> _DATA SHOWN_:

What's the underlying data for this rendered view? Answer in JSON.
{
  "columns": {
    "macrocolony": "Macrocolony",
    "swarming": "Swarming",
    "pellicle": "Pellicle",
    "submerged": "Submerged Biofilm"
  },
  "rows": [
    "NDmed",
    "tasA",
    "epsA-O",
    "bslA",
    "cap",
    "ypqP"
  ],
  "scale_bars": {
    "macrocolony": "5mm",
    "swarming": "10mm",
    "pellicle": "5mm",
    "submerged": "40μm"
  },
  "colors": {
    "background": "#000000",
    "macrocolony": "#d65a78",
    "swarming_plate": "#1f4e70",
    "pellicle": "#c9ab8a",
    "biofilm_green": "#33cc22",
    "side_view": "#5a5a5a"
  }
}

--

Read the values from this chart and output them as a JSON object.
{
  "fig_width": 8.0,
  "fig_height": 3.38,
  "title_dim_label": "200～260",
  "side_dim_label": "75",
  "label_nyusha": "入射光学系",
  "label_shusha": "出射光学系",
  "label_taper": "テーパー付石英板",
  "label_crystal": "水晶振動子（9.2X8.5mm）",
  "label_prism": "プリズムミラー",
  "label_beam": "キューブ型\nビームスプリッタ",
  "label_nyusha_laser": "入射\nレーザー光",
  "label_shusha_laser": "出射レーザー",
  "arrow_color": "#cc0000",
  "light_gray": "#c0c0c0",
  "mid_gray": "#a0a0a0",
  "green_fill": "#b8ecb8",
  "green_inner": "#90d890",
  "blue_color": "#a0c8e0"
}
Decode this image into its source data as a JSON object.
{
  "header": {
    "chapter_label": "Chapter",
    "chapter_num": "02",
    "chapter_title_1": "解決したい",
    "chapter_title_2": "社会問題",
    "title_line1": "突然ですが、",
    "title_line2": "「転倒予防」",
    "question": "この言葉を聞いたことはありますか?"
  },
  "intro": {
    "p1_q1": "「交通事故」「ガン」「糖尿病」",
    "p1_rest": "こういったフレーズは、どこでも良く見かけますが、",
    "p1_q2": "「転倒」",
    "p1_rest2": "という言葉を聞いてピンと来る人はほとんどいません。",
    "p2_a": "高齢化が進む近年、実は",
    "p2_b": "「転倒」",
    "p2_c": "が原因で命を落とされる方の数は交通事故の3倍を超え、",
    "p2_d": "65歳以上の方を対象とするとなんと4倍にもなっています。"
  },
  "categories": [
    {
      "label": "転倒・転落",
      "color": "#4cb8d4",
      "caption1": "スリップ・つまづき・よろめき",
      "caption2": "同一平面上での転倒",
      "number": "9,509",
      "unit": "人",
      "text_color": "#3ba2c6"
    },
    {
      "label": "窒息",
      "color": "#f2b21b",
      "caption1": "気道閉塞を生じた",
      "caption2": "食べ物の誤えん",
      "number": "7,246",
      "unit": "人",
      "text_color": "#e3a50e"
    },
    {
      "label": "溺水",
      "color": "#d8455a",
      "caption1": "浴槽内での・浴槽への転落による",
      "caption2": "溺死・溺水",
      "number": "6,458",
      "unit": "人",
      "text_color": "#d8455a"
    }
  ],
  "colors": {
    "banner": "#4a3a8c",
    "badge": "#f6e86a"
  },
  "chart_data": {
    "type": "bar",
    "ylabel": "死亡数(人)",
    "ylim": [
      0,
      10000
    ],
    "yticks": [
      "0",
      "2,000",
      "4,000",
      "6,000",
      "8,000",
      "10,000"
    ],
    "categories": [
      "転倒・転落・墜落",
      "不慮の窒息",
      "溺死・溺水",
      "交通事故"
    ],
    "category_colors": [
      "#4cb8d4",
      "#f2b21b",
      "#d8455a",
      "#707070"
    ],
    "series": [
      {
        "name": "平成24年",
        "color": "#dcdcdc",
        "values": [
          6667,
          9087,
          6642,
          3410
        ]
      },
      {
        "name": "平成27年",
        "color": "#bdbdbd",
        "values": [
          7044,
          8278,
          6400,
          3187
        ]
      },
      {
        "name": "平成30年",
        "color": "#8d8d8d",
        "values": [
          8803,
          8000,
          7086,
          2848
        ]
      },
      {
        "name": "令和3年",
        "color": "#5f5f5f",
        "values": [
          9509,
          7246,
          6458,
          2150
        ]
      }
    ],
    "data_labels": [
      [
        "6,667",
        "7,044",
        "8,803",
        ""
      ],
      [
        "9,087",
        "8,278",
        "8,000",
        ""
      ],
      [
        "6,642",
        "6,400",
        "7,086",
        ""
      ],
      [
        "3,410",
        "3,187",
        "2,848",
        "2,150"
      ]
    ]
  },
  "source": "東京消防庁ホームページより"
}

> _WORK TO DO_:
Copy each line from the records above that includes the string "macrocolony".

> _TASK SOLUTION_:
    "macrocolony": "Macrocolony",
    "macrocolony": "5mm",
    "macrocolony": "#d65a78",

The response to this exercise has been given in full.